> [RECORDS FOR THE EXERCISE]
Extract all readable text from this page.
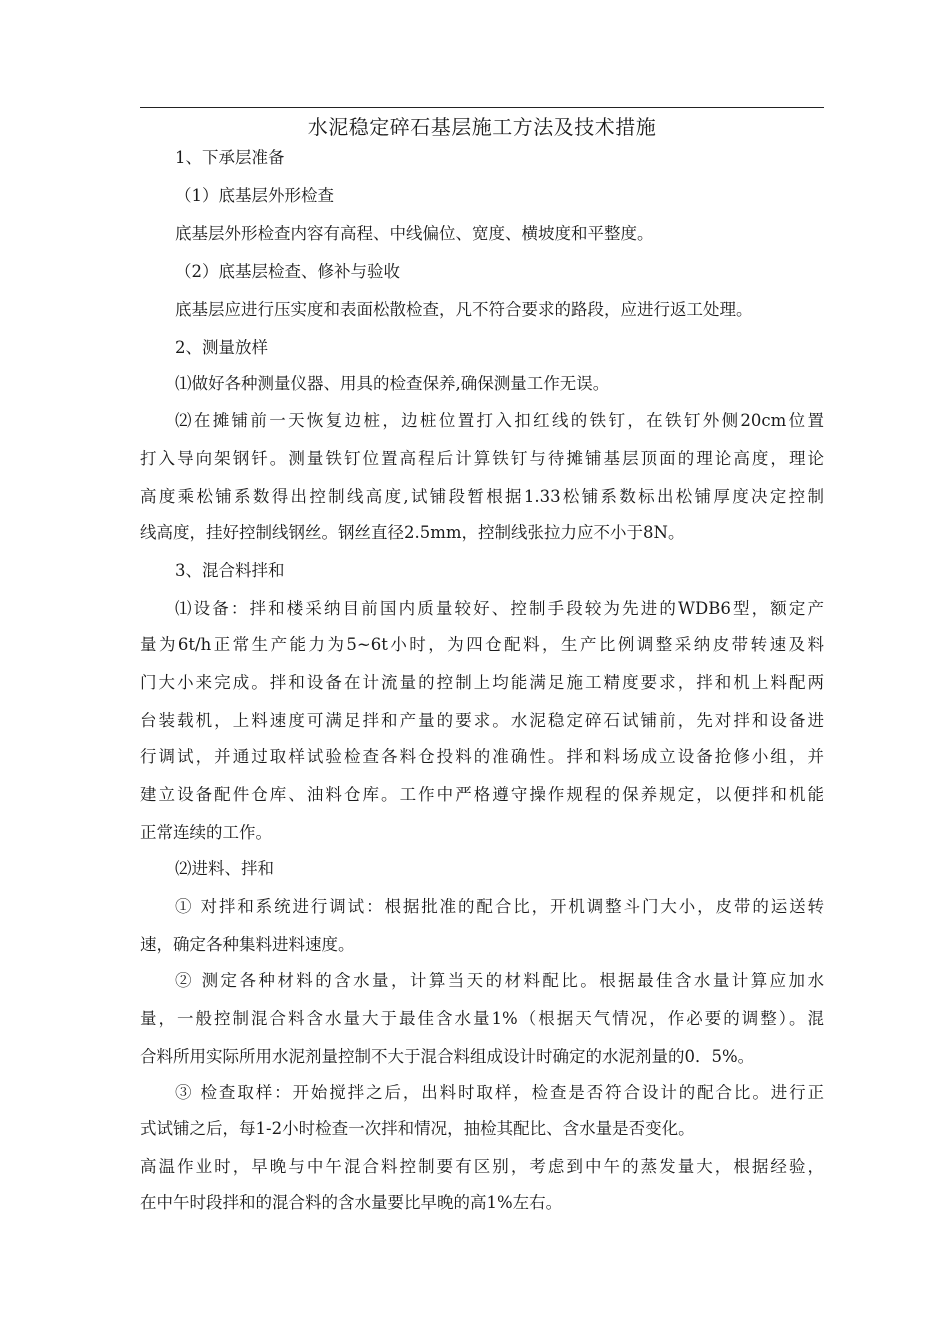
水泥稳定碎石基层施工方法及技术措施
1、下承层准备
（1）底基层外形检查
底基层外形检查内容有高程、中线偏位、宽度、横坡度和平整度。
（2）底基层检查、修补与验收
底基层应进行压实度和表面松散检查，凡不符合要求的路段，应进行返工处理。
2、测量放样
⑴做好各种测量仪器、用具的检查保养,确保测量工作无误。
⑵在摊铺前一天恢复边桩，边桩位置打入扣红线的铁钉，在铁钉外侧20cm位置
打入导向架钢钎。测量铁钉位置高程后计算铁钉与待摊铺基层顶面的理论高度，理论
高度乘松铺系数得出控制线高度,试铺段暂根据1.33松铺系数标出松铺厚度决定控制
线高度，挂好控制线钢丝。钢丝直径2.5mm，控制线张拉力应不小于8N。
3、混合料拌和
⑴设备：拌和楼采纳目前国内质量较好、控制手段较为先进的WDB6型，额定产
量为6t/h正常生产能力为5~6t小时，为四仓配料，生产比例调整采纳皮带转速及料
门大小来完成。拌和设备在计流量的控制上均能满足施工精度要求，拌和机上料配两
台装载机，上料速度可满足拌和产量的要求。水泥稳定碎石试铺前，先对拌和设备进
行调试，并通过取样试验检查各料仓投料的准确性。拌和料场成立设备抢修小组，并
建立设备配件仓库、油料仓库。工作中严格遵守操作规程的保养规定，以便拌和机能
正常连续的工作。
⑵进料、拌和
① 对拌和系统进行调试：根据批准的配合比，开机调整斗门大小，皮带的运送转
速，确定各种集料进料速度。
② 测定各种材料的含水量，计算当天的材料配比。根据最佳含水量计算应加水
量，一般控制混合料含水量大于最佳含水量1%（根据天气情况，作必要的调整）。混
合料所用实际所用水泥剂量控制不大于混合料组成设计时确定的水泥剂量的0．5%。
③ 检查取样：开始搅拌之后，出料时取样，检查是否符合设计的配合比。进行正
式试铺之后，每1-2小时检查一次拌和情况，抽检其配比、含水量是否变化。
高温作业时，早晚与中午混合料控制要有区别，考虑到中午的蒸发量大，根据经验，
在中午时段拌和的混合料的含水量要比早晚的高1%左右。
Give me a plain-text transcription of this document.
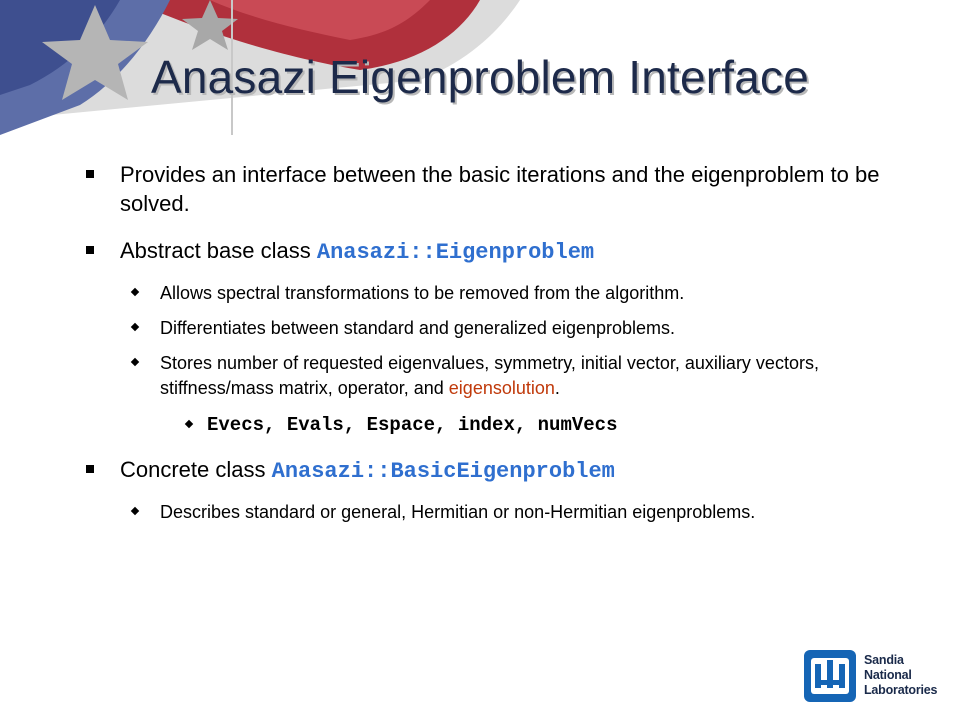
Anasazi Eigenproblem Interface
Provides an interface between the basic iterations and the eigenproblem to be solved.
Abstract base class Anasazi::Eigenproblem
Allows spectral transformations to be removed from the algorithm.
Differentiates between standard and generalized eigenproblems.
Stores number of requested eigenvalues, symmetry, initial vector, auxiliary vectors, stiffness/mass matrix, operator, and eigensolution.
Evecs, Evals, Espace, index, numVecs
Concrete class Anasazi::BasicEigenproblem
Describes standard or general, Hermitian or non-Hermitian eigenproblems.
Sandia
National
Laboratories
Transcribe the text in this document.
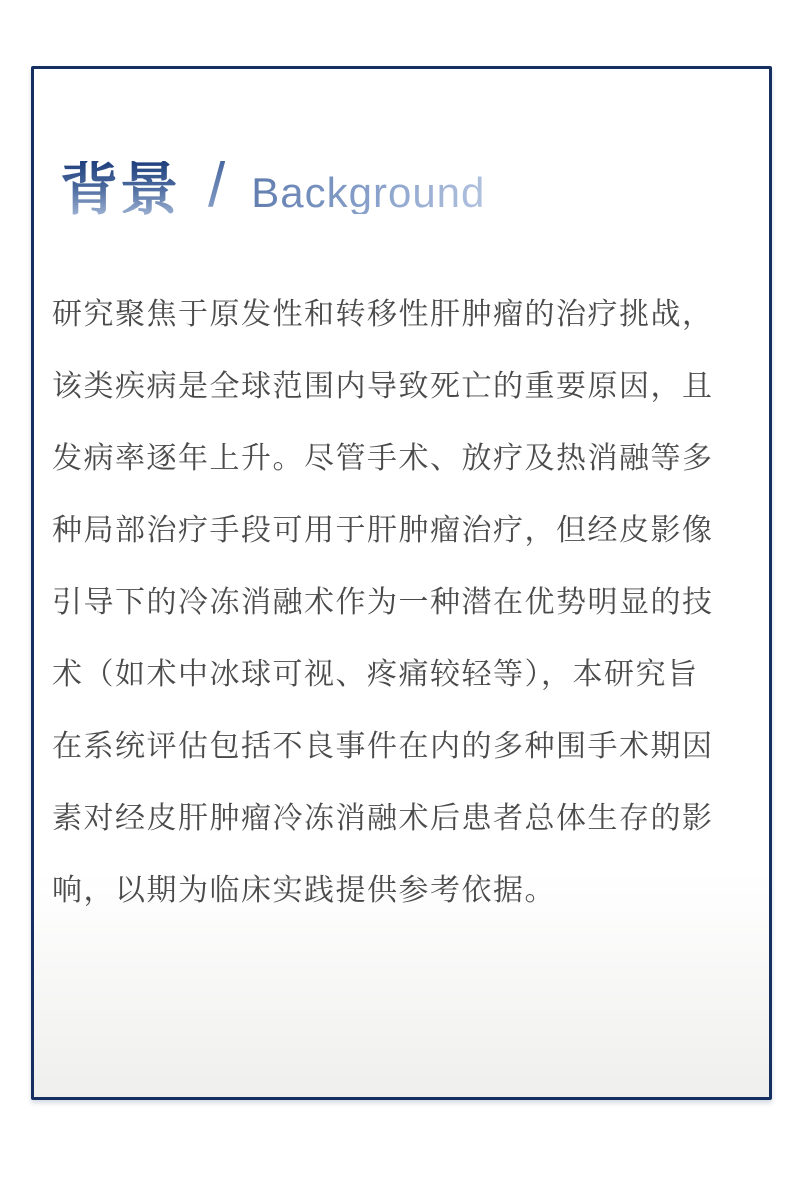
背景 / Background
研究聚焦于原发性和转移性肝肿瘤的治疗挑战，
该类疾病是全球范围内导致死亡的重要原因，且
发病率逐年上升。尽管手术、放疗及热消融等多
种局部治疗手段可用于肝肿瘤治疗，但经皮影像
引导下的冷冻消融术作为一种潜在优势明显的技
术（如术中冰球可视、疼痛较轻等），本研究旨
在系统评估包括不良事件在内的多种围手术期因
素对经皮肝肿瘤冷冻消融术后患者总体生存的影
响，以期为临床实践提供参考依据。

> [INSTRUCTION]
Each line above is to be copied verbatim. Drop any image from the copy.

> [ANSWER FOR THE TASK]
Extract all readable text from this page.
水泥稳定碎石基层施工方法及技术措施
1、下承层准备
（1）底基层外形检查
底基层外形检查内容有高程、中线偏位、宽度、横坡度和平整度。
（2）底基层检查、修补与验收
底基层应进行压实度和表面松散检查，凡不符合要求的路段，应进行返工处理。
2、测量放样
⑴做好各种测量仪器、用具的检查保养,确保测量工作无误。
⑵在摊铺前一天恢复边桩，边桩位置打入扣红线的铁钉，在铁钉外侧20cm位置
打入导向架钢钎。测量铁钉位置高程后计算铁钉与待摊铺基层顶面的理论高度，理论
高度乘松铺系数得出控制线高度,试铺段暂根据1.33松铺系数标出松铺厚度决定控制
线高度，挂好控制线钢丝。钢丝直径2.5mm，控制线张拉力应不小于8N。
3、混合料拌和
⑴设备：拌和楼采纳目前国内质量较好、控制手段较为先进的WDB6型，额定产
量为6t/h正常生产能力为5~6t小时，为四仓配料，生产比例调整采纳皮带转速及料
门大小来完成。拌和设备在计流量的控制上均能满足施工精度要求，拌和机上料配两
台装载机，上料速度可满足拌和产量的要求。水泥稳定碎石试铺前，先对拌和设备进
行调试，并通过取样试验检查各料仓投料的准确性。拌和料场成立设备抢修小组，并
建立设备配件仓库、油料仓库。工作中严格遵守操作规程的保养规定，以便拌和机能
正常连续的工作。
⑵进料、拌和
① 对拌和系统进行调试：根据批准的配合比，开机调整斗门大小，皮带的运送转
速，确定各种集料进料速度。
② 测定各种材料的含水量，计算当天的材料配比。根据最佳含水量计算应加水
量，一般控制混合料含水量大于最佳含水量1%（根据天气情况，作必要的调整）。混
合料所用实际所用水泥剂量控制不大于混合料组成设计时确定的水泥剂量的0．5%。
③ 检查取样：开始搅拌之后，出料时取样，检查是否符合设计的配合比。进行正
式试铺之后，每1-2小时检查一次拌和情况，抽检其配比、含水量是否变化。
高温作业时，早晚与中午混合料控制要有区别，考虑到中午的蒸发量大，根据经验，
在中午时段拌和的混合料的含水量要比早晚的高1%左右。
Give me a plain-text transcription of this document.
Anasazi Eigenproblem Interface
Provides an interface between the basic iterations and the eigenproblem to be solved.
Abstract base class Anasazi::Eigenproblem
Allows spectral transformations to be removed from the algorithm.
Differentiates between standard and generalized eigenproblems.
Stores number of requested eigenvalues, symmetry, initial vector, auxiliary vectors, stiffness/mass matrix, operator, and eigensolution.
Evecs, Evals, Espace, index, numVecs
Concrete class Anasazi::BasicEigenproblem
Describes standard or general, Hermitian or non-Hermitian eigenproblems.
Sandia
National
Laboratories
Transcribe the text in this document.
背景 / Background
研究聚焦于原发性和转移性肝肿瘤的治疗挑战，
该类疾病是全球范围内导致死亡的重要原因，且
发病率逐年上升。尽管手术、放疗及热消融等多
种局部治疗手段可用于肝肿瘤治疗，但经皮影像
引导下的冷冻消融术作为一种潜在优势明显的技
术（如术中冰球可视、疼痛较轻等），本研究旨
在系统评估包括不良事件在内的多种围手术期因
素对经皮肝肿瘤冷冻消融术后患者总体生存的影
响，以期为临床实践提供参考依据。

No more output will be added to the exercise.